[Layout element annotations]
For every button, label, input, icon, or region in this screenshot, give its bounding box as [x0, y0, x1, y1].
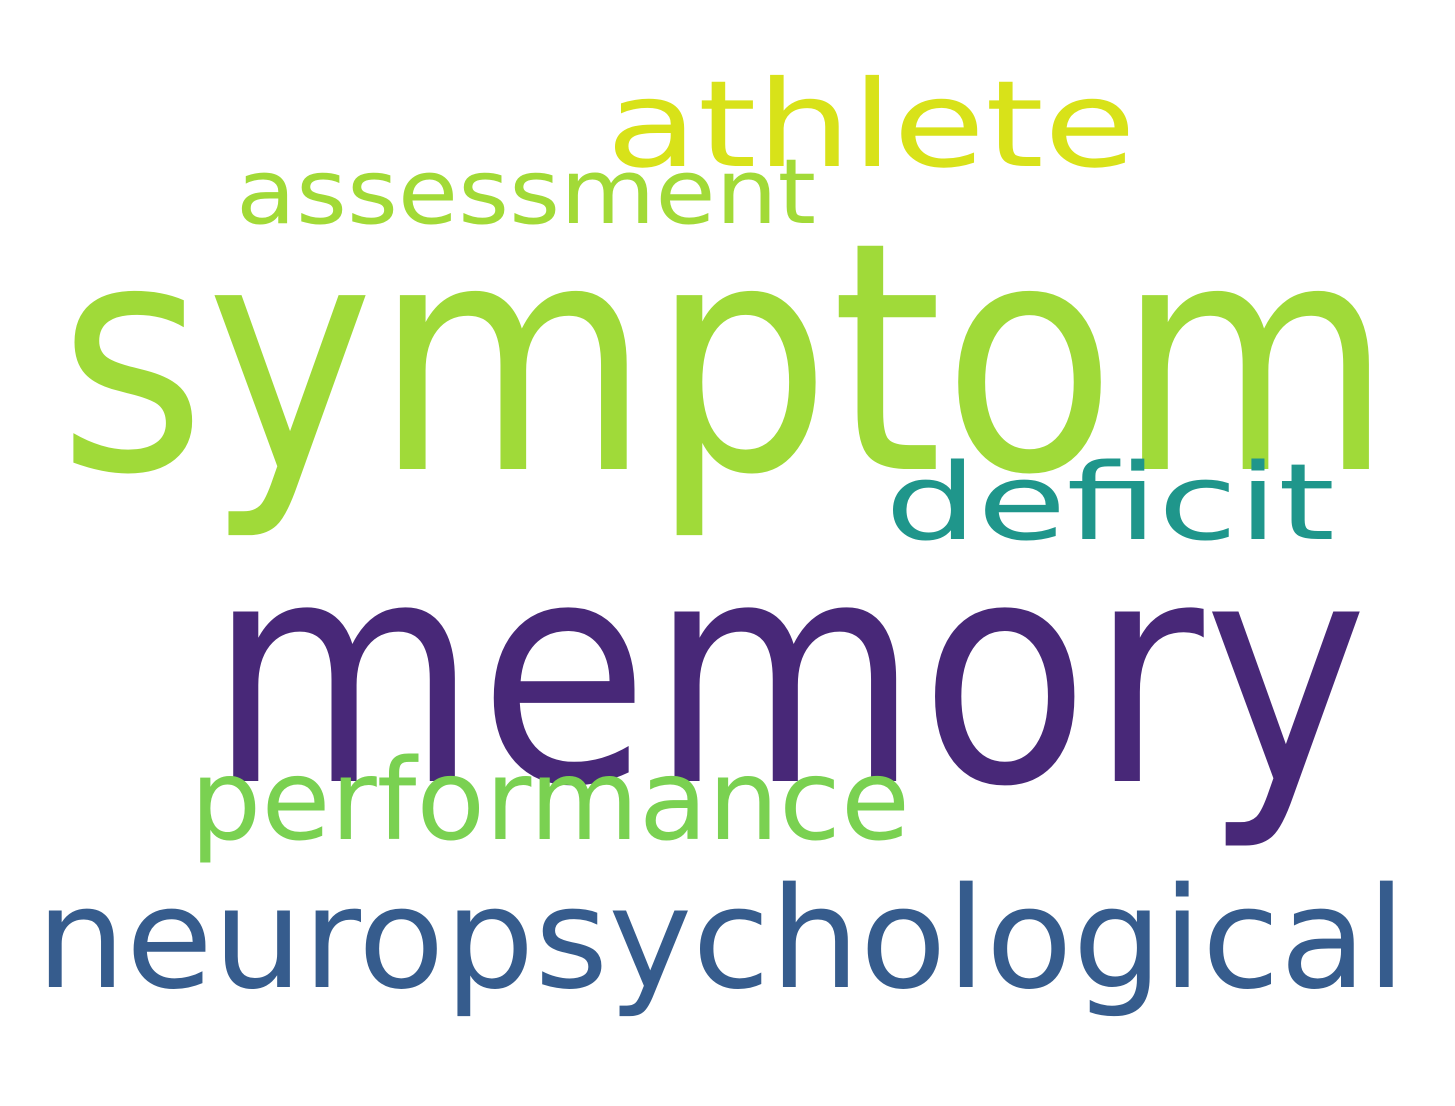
word-athlete: athlete: [606, 56, 1137, 195]
word-memory: memory: [208, 494, 1369, 855]
word-neuropsychological: neuropsychological: [36, 858, 1406, 1021]
word-assessment: assessment: [236, 140, 817, 245]
word-deficit: deficit: [885, 441, 1335, 564]
word-performance: performance: [190, 736, 911, 866]
word-symptom: symptom: [58, 174, 1394, 544]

AIM OF THE TASK → Reproduce every line of the records above without changing a character, and omit the pictures.

RESULT OF THE TASK →
For every button, label, input, icon, or region in this screenshot, give its bounding box as [x0, y0, x1, y1].
word-athlete: athlete: [606, 56, 1137, 195]
word-memory: memory: [208, 494, 1369, 855]
word-neuropsychological: neuropsychological: [36, 858, 1406, 1021]
word-assessment: assessment: [236, 140, 817, 245]
word-deficit: deficit: [885, 441, 1335, 564]
word-performance: performance: [190, 736, 911, 866]
word-symptom: symptom: [58, 174, 1394, 544]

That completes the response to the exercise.